Please transcribe the data that follows without the pictures, keeping every word the same.
···
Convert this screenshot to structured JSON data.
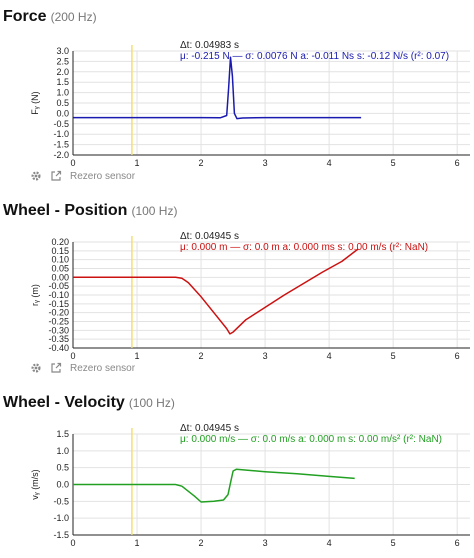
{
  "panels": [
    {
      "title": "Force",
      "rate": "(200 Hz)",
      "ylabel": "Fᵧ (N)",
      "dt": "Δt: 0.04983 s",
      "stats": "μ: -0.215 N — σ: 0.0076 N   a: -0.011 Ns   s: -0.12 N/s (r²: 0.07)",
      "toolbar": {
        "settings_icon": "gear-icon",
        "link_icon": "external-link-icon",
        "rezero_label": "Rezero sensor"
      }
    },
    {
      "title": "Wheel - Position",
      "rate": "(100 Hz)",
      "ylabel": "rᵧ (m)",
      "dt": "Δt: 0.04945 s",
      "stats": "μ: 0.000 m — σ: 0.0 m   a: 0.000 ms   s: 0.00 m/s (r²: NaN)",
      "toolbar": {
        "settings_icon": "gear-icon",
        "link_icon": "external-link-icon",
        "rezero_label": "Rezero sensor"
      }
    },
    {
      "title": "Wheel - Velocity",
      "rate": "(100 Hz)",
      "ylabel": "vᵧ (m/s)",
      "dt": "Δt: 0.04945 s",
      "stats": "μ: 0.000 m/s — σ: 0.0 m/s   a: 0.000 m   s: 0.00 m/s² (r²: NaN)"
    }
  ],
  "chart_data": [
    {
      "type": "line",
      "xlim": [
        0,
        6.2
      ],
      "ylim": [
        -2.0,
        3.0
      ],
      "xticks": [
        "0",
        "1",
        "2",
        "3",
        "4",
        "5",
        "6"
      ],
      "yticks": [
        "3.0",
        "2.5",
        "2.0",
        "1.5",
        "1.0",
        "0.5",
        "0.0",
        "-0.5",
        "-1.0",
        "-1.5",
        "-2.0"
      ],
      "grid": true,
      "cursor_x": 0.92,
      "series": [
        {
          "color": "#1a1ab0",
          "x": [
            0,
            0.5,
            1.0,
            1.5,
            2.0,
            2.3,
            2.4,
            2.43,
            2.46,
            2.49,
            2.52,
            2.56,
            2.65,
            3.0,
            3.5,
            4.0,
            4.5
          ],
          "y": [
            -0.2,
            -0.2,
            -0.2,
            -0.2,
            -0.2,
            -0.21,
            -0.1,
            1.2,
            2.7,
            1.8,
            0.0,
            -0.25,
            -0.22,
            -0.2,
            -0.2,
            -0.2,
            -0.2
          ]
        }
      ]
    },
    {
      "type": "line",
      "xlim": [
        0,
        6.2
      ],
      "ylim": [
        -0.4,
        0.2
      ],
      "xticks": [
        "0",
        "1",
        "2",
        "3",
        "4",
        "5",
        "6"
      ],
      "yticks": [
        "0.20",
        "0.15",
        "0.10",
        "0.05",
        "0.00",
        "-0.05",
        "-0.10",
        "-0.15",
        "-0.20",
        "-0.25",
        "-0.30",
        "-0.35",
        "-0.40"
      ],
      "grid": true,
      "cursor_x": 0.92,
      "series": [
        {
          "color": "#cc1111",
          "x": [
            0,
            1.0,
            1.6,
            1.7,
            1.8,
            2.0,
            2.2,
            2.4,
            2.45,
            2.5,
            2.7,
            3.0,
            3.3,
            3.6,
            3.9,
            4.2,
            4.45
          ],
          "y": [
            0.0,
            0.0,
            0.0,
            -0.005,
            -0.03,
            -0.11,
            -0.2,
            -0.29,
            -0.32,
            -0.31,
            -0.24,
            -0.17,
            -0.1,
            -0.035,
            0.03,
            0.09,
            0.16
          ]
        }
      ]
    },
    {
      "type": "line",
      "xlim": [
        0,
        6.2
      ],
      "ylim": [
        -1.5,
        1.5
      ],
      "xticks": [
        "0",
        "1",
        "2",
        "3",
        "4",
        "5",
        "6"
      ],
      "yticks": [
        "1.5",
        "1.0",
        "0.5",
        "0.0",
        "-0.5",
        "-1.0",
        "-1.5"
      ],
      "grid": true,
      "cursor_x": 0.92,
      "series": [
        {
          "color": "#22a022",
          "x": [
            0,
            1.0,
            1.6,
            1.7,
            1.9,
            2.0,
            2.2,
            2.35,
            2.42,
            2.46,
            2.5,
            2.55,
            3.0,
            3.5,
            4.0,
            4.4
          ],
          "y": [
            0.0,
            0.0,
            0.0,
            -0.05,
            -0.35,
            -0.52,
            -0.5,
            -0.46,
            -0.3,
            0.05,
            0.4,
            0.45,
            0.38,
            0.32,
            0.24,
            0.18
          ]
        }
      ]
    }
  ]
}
···
## Task solution:
Convert this screenshot to structured JSON data.
{
  "panels": [
    {
      "title": "Force",
      "rate": "(200 Hz)",
      "ylabel": "Fᵧ (N)",
      "dt": "Δt: 0.04983 s",
      "stats": "μ: -0.215 N — σ: 0.0076 N   a: -0.011 Ns   s: -0.12 N/s (r²: 0.07)",
      "toolbar": {
        "settings_icon": "gear-icon",
        "link_icon": "external-link-icon",
        "rezero_label": "Rezero sensor"
      }
    },
    {
      "title": "Wheel - Position",
      "rate": "(100 Hz)",
      "ylabel": "rᵧ (m)",
      "dt": "Δt: 0.04945 s",
      "stats": "μ: 0.000 m — σ: 0.0 m   a: 0.000 ms   s: 0.00 m/s (r²: NaN)",
      "toolbar": {
        "settings_icon": "gear-icon",
        "link_icon": "external-link-icon",
        "rezero_label": "Rezero sensor"
      }
    },
    {
      "title": "Wheel - Velocity",
      "rate": "(100 Hz)",
      "ylabel": "vᵧ (m/s)",
      "dt": "Δt: 0.04945 s",
      "stats": "μ: 0.000 m/s — σ: 0.0 m/s   a: 0.000 m   s: 0.00 m/s² (r²: NaN)"
    }
  ],
  "chart_data": [
    {
      "type": "line",
      "xlim": [
        0,
        6.2
      ],
      "ylim": [
        -2.0,
        3.0
      ],
      "xticks": [
        "0",
        "1",
        "2",
        "3",
        "4",
        "5",
        "6"
      ],
      "yticks": [
        "3.0",
        "2.5",
        "2.0",
        "1.5",
        "1.0",
        "0.5",
        "0.0",
        "-0.5",
        "-1.0",
        "-1.5",
        "-2.0"
      ],
      "grid": true,
      "cursor_x": 0.92,
      "series": [
        {
          "color": "#1a1ab0",
          "x": [
            0,
            0.5,
            1.0,
            1.5,
            2.0,
            2.3,
            2.4,
            2.43,
            2.46,
            2.49,
            2.52,
            2.56,
            2.65,
            3.0,
            3.5,
            4.0,
            4.5
          ],
          "y": [
            -0.2,
            -0.2,
            -0.2,
            -0.2,
            -0.2,
            -0.21,
            -0.1,
            1.2,
            2.7,
            1.8,
            0.0,
            -0.25,
            -0.22,
            -0.2,
            -0.2,
            -0.2,
            -0.2
          ]
        }
      ]
    },
    {
      "type": "line",
      "xlim": [
        0,
        6.2
      ],
      "ylim": [
        -0.4,
        0.2
      ],
      "xticks": [
        "0",
        "1",
        "2",
        "3",
        "4",
        "5",
        "6"
      ],
      "yticks": [
        "0.20",
        "0.15",
        "0.10",
        "0.05",
        "0.00",
        "-0.05",
        "-0.10",
        "-0.15",
        "-0.20",
        "-0.25",
        "-0.30",
        "-0.35",
        "-0.40"
      ],
      "grid": true,
      "cursor_x": 0.92,
      "series": [
        {
          "color": "#cc1111",
          "x": [
            0,
            1.0,
            1.6,
            1.7,
            1.8,
            2.0,
            2.2,
            2.4,
            2.45,
            2.5,
            2.7,
            3.0,
            3.3,
            3.6,
            3.9,
            4.2,
            4.45
          ],
          "y": [
            0.0,
            0.0,
            0.0,
            -0.005,
            -0.03,
            -0.11,
            -0.2,
            -0.29,
            -0.32,
            -0.31,
            -0.24,
            -0.17,
            -0.1,
            -0.035,
            0.03,
            0.09,
            0.16
          ]
        }
      ]
    },
    {
      "type": "line",
      "xlim": [
        0,
        6.2
      ],
      "ylim": [
        -1.5,
        1.5
      ],
      "xticks": [
        "0",
        "1",
        "2",
        "3",
        "4",
        "5",
        "6"
      ],
      "yticks": [
        "1.5",
        "1.0",
        "0.5",
        "0.0",
        "-0.5",
        "-1.0",
        "-1.5"
      ],
      "grid": true,
      "cursor_x": 0.92,
      "series": [
        {
          "color": "#22a022",
          "x": [
            0,
            1.0,
            1.6,
            1.7,
            1.9,
            2.0,
            2.2,
            2.35,
            2.42,
            2.46,
            2.5,
            2.55,
            3.0,
            3.5,
            4.0,
            4.4
          ],
          "y": [
            0.0,
            0.0,
            0.0,
            -0.05,
            -0.35,
            -0.52,
            -0.5,
            -0.46,
            -0.3,
            0.05,
            0.4,
            0.45,
            0.38,
            0.32,
            0.24,
            0.18
          ]
        }
      ]
    }
  ]
}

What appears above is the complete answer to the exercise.